##### TEXT SECTION #####

Most studies have shown that rotator cuff repair infection rates range from 0.27% to 1.9% using mini-open and open techniques 32,33 and from 0.04% to 0.23% using arthroscopic techniques. 34,35 In a recent level IV study, Asaid et al. retrospectively evaluated 764 patients who underwent mini-open repair; the incidence of infection was 1.2% at a mean follow-up duration of 11.62 years after surgery. 36 These data were not confirmed by our study in which there were no reported perioperative or postoperative infections.
Finally, there were a few limitations to our study. First, it was retrospective and examined relatively short-term outcomes after surgery. In addition, the number of patients was relatively small. Furthermore, despite the relatively low incidence of complications associated with rotator cuff repair in our study, a longer follow-up may lead to higher complication rates. In addition, there was no comparative group of patients repaired with a different technique, such as the traditional transosseous technique.
Conclusions
In spite of the improvements in the repair techniques of rotator cuff, a gold standard method has not been defined yet and transosseous fixation through a deltoid-splitting (mini-open) approach is still regarded as a good option. This developable device is one of the most anticipated techniques because of the possibility to recreate the footprint anatomy, avoid impingement with the acromion, and preserve the lateral cortical rupture; it is particularly useful for revision surgery. This is the first clinical study on deltoid-splitting rotator cuff repair with this novel transosseous device in which satisfactory clinical and functional outcomes were reported. However, further long-term prospective randomized trials involving comparative studies are necessary to confirm these findings.
Footnotes
Declaration of conflicting interests
The author(s) declared no potential conflicts of interest with respect to the research, authorship, and/or publication of this article.
Funding
The author(s) received no financial support for the research, authorship, and/or publication of this article.

##### DATASET #####

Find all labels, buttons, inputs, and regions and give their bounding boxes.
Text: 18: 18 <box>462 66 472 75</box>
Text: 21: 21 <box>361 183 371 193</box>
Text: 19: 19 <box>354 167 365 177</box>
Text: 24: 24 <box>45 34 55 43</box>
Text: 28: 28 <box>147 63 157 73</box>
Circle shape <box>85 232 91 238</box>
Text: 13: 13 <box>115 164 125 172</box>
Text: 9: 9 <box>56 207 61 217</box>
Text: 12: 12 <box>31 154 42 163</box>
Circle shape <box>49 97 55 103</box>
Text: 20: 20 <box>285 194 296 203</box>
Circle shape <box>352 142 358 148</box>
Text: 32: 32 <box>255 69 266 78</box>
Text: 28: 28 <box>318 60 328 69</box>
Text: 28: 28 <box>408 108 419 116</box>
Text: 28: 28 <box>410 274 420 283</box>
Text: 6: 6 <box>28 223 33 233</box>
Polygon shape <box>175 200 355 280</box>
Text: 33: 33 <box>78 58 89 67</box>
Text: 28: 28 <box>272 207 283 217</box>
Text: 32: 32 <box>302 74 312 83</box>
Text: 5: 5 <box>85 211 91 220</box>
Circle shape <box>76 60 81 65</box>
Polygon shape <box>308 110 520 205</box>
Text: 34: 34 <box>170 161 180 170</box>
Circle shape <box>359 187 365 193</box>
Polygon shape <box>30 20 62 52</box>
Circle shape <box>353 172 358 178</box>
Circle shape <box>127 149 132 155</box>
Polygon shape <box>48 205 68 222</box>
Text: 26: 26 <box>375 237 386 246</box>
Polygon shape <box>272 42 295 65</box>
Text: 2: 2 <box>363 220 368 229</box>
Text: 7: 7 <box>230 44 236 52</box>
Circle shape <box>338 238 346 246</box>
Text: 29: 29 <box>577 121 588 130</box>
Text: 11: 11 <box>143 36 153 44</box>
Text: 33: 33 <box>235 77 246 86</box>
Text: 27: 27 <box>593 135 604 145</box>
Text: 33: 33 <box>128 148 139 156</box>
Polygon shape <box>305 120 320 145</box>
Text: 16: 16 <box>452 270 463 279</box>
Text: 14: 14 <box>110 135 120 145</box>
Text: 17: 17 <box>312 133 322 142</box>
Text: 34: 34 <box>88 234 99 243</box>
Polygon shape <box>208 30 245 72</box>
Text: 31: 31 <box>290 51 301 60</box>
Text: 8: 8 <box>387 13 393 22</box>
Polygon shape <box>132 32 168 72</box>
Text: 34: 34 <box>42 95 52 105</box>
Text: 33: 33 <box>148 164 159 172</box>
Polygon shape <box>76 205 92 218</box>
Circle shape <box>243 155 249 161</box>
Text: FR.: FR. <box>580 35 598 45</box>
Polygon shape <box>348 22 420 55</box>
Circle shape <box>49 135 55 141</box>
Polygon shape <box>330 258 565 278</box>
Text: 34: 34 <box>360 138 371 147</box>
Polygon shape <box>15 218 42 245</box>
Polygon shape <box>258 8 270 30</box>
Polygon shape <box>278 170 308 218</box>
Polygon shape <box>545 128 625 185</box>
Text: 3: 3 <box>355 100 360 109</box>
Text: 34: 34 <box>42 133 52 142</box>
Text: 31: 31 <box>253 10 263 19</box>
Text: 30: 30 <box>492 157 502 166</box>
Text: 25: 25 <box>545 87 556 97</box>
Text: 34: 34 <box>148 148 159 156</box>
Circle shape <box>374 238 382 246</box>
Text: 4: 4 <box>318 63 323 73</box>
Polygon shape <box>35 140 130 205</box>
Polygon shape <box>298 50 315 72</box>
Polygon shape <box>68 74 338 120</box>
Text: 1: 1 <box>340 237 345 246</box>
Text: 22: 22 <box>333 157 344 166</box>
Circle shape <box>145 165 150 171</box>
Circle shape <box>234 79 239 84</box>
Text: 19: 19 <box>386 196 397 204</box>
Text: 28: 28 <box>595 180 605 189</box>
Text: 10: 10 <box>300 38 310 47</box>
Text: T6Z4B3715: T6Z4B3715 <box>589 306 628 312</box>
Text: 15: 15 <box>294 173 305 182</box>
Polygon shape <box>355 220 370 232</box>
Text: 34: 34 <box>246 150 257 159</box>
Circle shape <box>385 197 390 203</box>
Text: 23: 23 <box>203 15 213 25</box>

#####

**ACTIVITY LIST:**
a - Write out the passage of the rotator cuff repair text from "Conclusions" up to and including "confirm these findings.".
b - According to the rotator cuff repair text, what incidence of infection did Asaid et al. report among the 764 patients who underwent mini-open repair?

**SOLUTION LIST:**
a -
Conclusions
In spite of the improvements in the repair techniques of rotator cuff, a gold standard method has not been defined yet and transosseous fixation through a deltoid-splitting (mini-open) approach is still regarded as a good option. This developable device is one of the most anticipated techniques because of the possibility to recreate the footprint anatomy, avoid impingement with the acromion, and preserve the lateral cortical rupture; it is particularly useful for revision surgery. This is the first clinical study on deltoid-splitting rotator cuff repair with this novel transosseous device in which satisfactory clinical and functional outcomes were reported. However, further long-term prospective randomized trials involving comparative studies are necessary to confirm these findings.

b - The incidence of infection was 1.2%.